* [Task to complete]:
From the text on Christ's return, list the names that the quoted verse from Isaiah 9:6 says the child will be called.

[start of Provided text]

From the pit of despair, Job proclaims: “I know that my Redeemer lives, and at the last He will rise up over the dust of this world” (19:25). On his deathbed, Jacob prophesies: “The scepter shall not depart from Judah, nor the ruler’s staff from between his feet, until Shiloh comes, and to Him shall be the obedience of the peoples” (Gen. 49:10). Then, glimpsing Christ’s incarnation, Isaiah writes: ‘A child will be born to us, a son will be given to us; and the government will rest of His shoulders; and His name will be called Wonderful Counselor, Mighty God, Eternal Father, Prince of Peace’ (9:6).

 

These are just the tip of the Old Testament iceberg. Again and again, Scripture looks ahead in hope for a royal Redeemer to right all wrongs since the fall. Even as Jerusalem nears destruction, God steels Jeremiah’s faith in this promised Savior, saying: “Behold, the days are coming when I will raise up for David a righteous Branch; and He will reign as king and prosper and do justice and righteousness in the land” (Jer. 23:5). With Babylon at the door, it could seem that David’s kingly line was over. Yet God would guard that stump through the exile in order to bring forth Christ’s green branch. Prosperity and justice would mark His reign with His kingdom extending beyond Israel to envelope the globe.



What remains hoped for as the Old Testament ends arrives in power at Scripture’s conclusion. By Revelation 19, the great tribulation is finally over. Job’s Redeemer has inaugurated His eternal marriage supper. Then, like a bolt of lightning, Jacob’s Shiloh grips His ruler’s staff and rides out of heaven. Isaiah’s Mighty God is about to wage a war on unrighteousness that will inaugurate His eternal reign as Prince of Peace. No longer is Jesus Christ the humble carpenter’s son riding a lowly donkey into Jerusalem (John 12:12-15). Instead, He roars out of heaven as a conquering general leading His glorified troops into battle.

 

Jesus receives three illuminating names at His second coming, starting with ‘Faithful and True’ (19:11). The next is a name ‘which no one knows except Himself’ (19:12). And the last is ‘The Word of God’ (19:13). ‘Faithful and True’ epitomize Christ’s nature as He is the perfect eternal King prophesied throughout redemptive history. In His first coming to earth, the Son proved faithful to the will of His Father, saying: “I glorified You on the earth, having finished the work which You have given Me to do” (John 17:4). Not once did Jesus succumb to temptation, from the time of Satan’s testing in the wilderness until His death on the cross. Then there is ‘True,’ which refers to Christ having revealed Himself as the truth that saves sinners who trust in Him. After all, only Jesus could truly say: “I am the way, and the truth, and the life. No one comes to the Father but through Me” (John 14:6).



So, as heaven opens and Christ rides out, we rest assured that He will defeat God’s enemies because He is ‘Faithful and True.’ At this second coming, Jesus fulfills another of Isaiah’s prophecies. He will ‘swallow up death for all time, and…wipe tears away from all faces, and He will remove the reproach of His people from all the earth’ (Isa. 25:8). When this death-conquering King comes, He mysteriously has a name only He knows. Puritan Matthew Poole sees this as revealing “the incomprehensibleness of His divine essence and perfections.” In ancient times, it was thought spiritual leverage was gained by knowing a person’s name, like when God wrestles Jacob and demands his name (Gen. 32:27) or when Jesus interrogates the demoniac, asking: ‘“What is your name?” And he said to Him, “My name is Legion; for we are many”’ (Mark 5:9).

[end of Provided text]
[start of Supplied entries]

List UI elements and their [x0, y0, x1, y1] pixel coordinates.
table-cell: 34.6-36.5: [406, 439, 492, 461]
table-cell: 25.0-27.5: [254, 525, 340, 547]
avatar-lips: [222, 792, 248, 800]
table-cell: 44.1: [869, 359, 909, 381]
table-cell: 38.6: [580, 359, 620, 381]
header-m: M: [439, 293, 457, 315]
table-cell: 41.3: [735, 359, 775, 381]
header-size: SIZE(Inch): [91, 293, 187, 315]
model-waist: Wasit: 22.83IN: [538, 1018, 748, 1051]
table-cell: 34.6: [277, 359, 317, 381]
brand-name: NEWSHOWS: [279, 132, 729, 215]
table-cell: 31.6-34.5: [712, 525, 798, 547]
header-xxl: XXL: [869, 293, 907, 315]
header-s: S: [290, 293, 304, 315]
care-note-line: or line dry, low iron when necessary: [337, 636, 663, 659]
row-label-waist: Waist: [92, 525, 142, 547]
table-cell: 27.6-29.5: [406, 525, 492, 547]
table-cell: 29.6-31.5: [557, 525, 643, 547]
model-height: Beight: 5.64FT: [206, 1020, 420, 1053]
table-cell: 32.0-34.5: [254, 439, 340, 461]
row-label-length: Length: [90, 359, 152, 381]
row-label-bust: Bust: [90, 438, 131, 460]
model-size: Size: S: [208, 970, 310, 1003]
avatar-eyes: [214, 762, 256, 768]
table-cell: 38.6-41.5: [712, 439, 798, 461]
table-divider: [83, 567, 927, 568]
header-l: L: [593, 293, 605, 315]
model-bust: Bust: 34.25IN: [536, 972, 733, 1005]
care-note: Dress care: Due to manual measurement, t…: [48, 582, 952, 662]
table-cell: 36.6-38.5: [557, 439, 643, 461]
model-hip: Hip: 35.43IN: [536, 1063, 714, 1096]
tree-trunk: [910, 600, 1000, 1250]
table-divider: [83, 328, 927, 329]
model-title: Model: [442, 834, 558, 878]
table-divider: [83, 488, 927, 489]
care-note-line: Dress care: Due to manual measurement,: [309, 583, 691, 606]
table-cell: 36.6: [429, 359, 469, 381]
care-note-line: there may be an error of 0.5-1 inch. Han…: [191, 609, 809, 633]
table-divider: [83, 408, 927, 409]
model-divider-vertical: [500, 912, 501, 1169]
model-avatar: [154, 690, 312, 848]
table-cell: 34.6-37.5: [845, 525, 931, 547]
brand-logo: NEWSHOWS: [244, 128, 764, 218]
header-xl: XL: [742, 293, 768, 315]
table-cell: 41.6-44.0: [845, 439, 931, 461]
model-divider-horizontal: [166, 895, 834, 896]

[end of Supplied entries]

* [Response to the task]:
Wonderful Counselor
Mighty God
Eternal Father
Prince of Peace